* [PASSAGE]
Start
Thus, ‘where something does not exist, that [place] is empty (shunya) of that [thing];’ [seeing] in this way, one sees in reality. Again, ‘what remains here, that, being here, exists;’ [knowing] in this way, one knows in reality. In this way, the unmistaken definition of shunyata arises.
[Madhyanta-vibhaga-bhasya, 1.1 in G. Nagao ed.; or 1.2 in R. Pandeya ed.: evam yad yatra nasti tat tena shunyam iti yatha-bhutam samanupashyati yat punar atravashistam bhavati tat sad ihastiti yatha-bhutam prajanatity aviparitam shunyata-laksanam udbhavitam bhavati. This is also quoted in Asabaga’s Ratna-gotra-vibhaga-vyakhya on 1.155; in Asabaga’s Abhidharma-samuccaya; and in Asabaga’s Bodhisattva-bhumi.]
Later in the same chapter Maitreya and Vasubandhu discuss the sixteen kinds of shunyata. The last two of these are called abhava-shunyata, the emptiness which is non-existence (abhava), and abhava-svabhava-shunyata, the emptiness which is the svabhava or ultimate essence of that non-existence. Vasubandhu explains that this kind of shunyata truly exists:
[The former is] the emptiness of persons and dharmas. [The latter is] the true existence (sad-bhava) of that non-existence.
End
* [STORED ROWS]
Start
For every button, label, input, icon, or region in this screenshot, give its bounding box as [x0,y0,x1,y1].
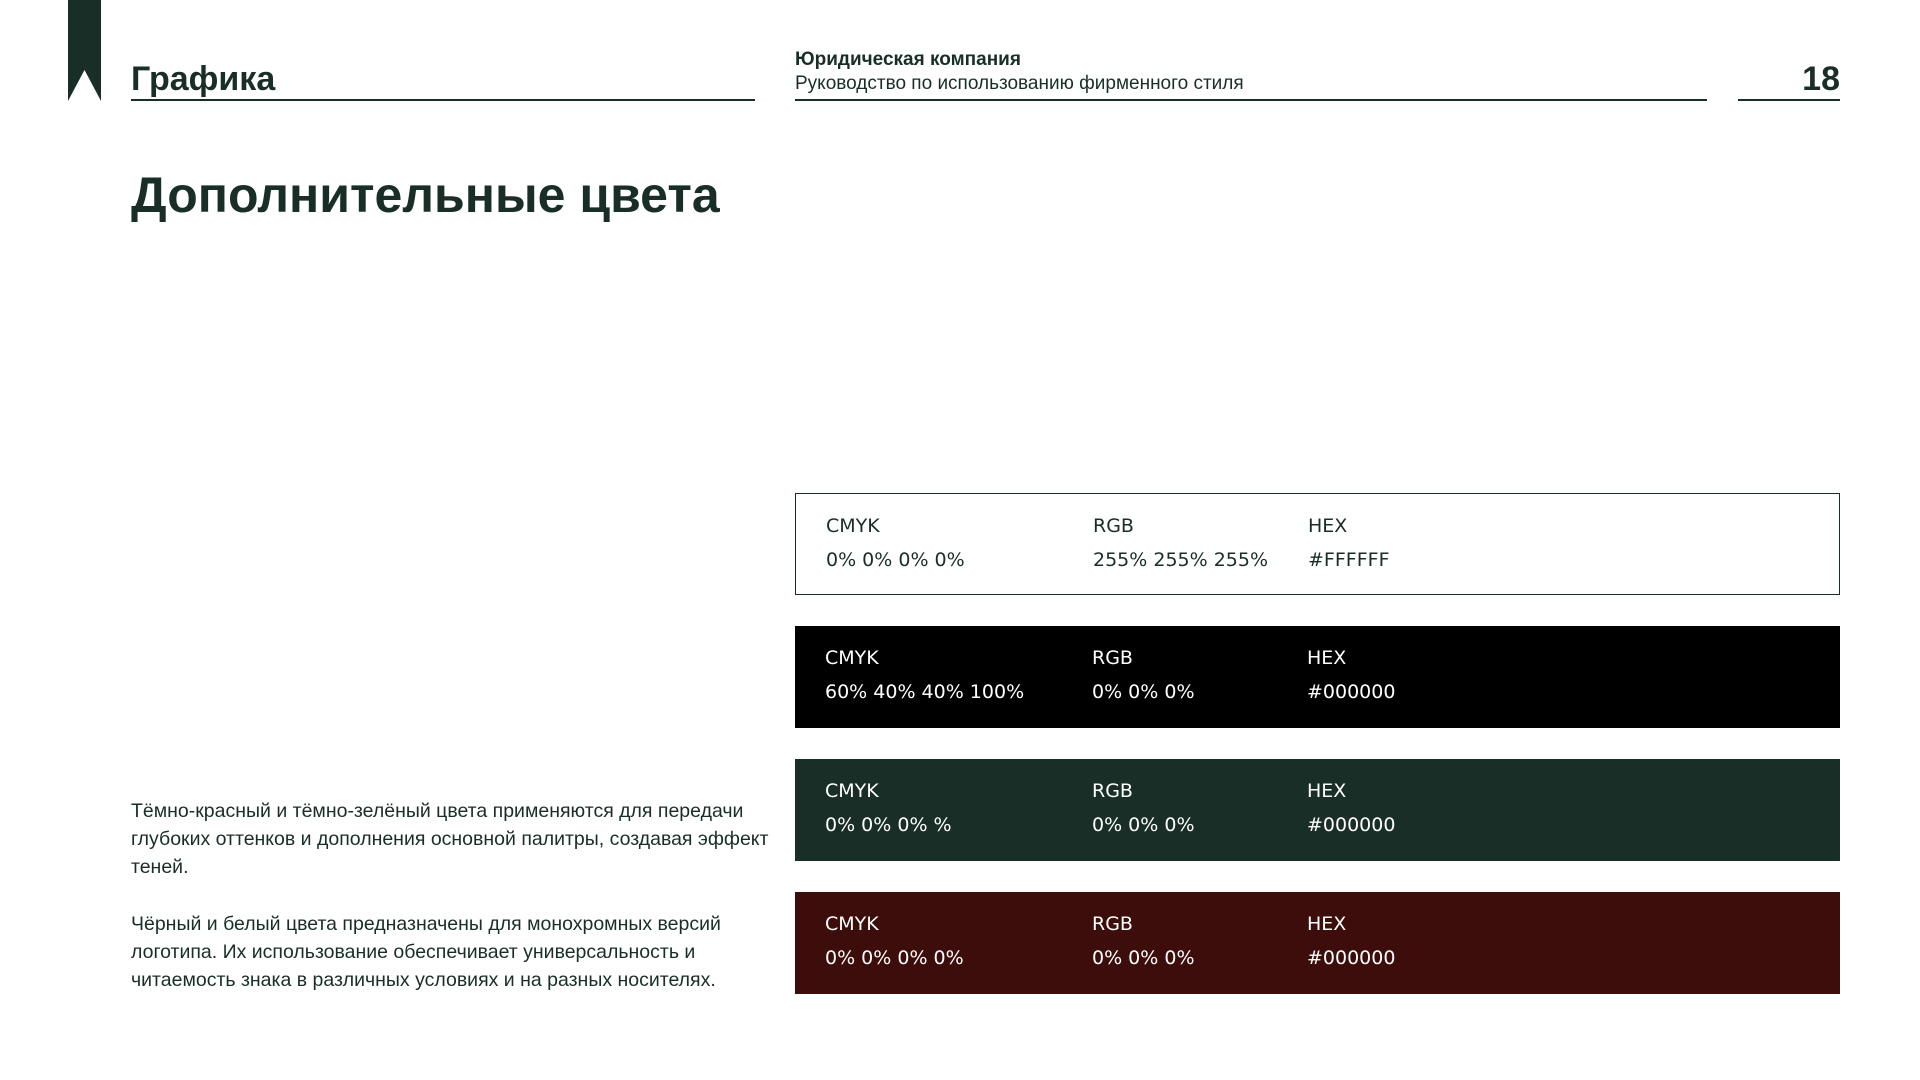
swatch-dark-green: CMYK 0% 0% 0% % RGB 0% 0% 0% HEX #000000 [795,759,1840,861]
page-number: 18 [1802,60,1840,98]
hex-column: HEX #000000 [1307,912,1395,970]
hex-value: #000000 [1307,814,1396,836]
rgb-label: RGB [1092,780,1133,802]
hex-label: HEX [1307,647,1347,669]
company-name: Юридическая компания [795,49,1021,70]
hex-label: HEX [1307,780,1347,802]
page-number-rule [1738,99,1840,101]
cmyk-column: CMYK 60% 40% 40% 100% [825,646,1024,704]
cmyk-value: 0% 0% 0% % [825,814,952,836]
rgb-column: RGB 0% 0% 0% [1092,646,1195,704]
swatch-black: CMYK 60% 40% 40% 100% RGB 0% 0% 0% HEX #… [795,626,1840,728]
section-title: Графика [131,60,276,98]
hex-value: #000000 [1307,947,1396,969]
cmyk-label: CMYK [825,647,879,669]
guide-title: Руководство по использованию фирменного … [795,73,1244,94]
rgb-value: 0% 0% 0% [1092,681,1195,703]
rgb-value: 0% 0% 0% [1092,947,1195,969]
hex-value: #FFFFFF [1308,549,1390,571]
hex-column: HEX #000000 [1307,646,1395,704]
cmyk-value: 0% 0% 0% 0% [826,549,965,571]
bookmark-icon [68,0,101,101]
rgb-value: 0% 0% 0% [1092,814,1195,836]
cmyk-column: CMYK 0% 0% 0% 0% [826,514,965,572]
swatch-dark-red: CMYK 0% 0% 0% 0% RGB 0% 0% 0% HEX #00000… [795,892,1840,994]
hex-column: HEX #FFFFFF [1308,514,1390,572]
rgb-label: RGB [1092,647,1133,669]
hex-label: HEX [1308,515,1348,537]
hex-value: #000000 [1307,681,1396,703]
paragraph-monochrome: Чёрный и белый цвета предназначены для м… [131,913,721,991]
rgb-label: RGB [1092,913,1133,935]
paragraph-shades: Тёмно-красный и тёмно-зелёный цвета прим… [131,800,769,878]
swatch-white: CMYK 0% 0% 0% 0% RGB 255% 255% 255% HEX … [795,493,1840,595]
rgb-column: RGB 255% 255% 255% [1093,514,1268,572]
cmyk-value: 60% 40% 40% 100% [825,681,1025,703]
hex-column: HEX #000000 [1307,779,1395,837]
rgb-column: RGB 0% 0% 0% [1092,779,1195,837]
cmyk-label: CMYK [825,913,879,935]
rgb-column: RGB 0% 0% 0% [1092,912,1195,970]
hex-label: HEX [1307,913,1347,935]
page-heading: Дополнительные цвета [131,167,720,223]
cmyk-label: CMYK [825,780,879,802]
rgb-value: 255% 255% 255% [1093,549,1269,571]
cmyk-column: CMYK 0% 0% 0% 0% [825,912,964,970]
section-title-rule [131,99,755,101]
rgb-label: RGB [1093,515,1134,537]
guide-title-rule [795,99,1707,101]
cmyk-label: CMYK [826,515,880,537]
cmyk-column: CMYK 0% 0% 0% % [825,779,952,837]
cmyk-value: 0% 0% 0% 0% [825,947,964,969]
End
* [TASK DESCRIPTION]
Answer these about the passage on shunyata:
1. In which three works by Asabaga is the definition of shunyata also quoted?
2. How many kinds of shunyata do Maitreya and Vasubandhu discuss later in the same chapter?
3. What does Vasubandhu say abhava-svabhava-shunyata is?
The entries were taken from a different source than the passage on shunyata.

* [RESPONSE TO THIS EXERCISE]
1. Ratna-gotra-vibhaga-vyakhya (on 1.155), Abhidharma-samuccaya, and Bodhisattva-bhumi.
2. Sixteen.
3. The true existence (sad-bhava) of that non-existence.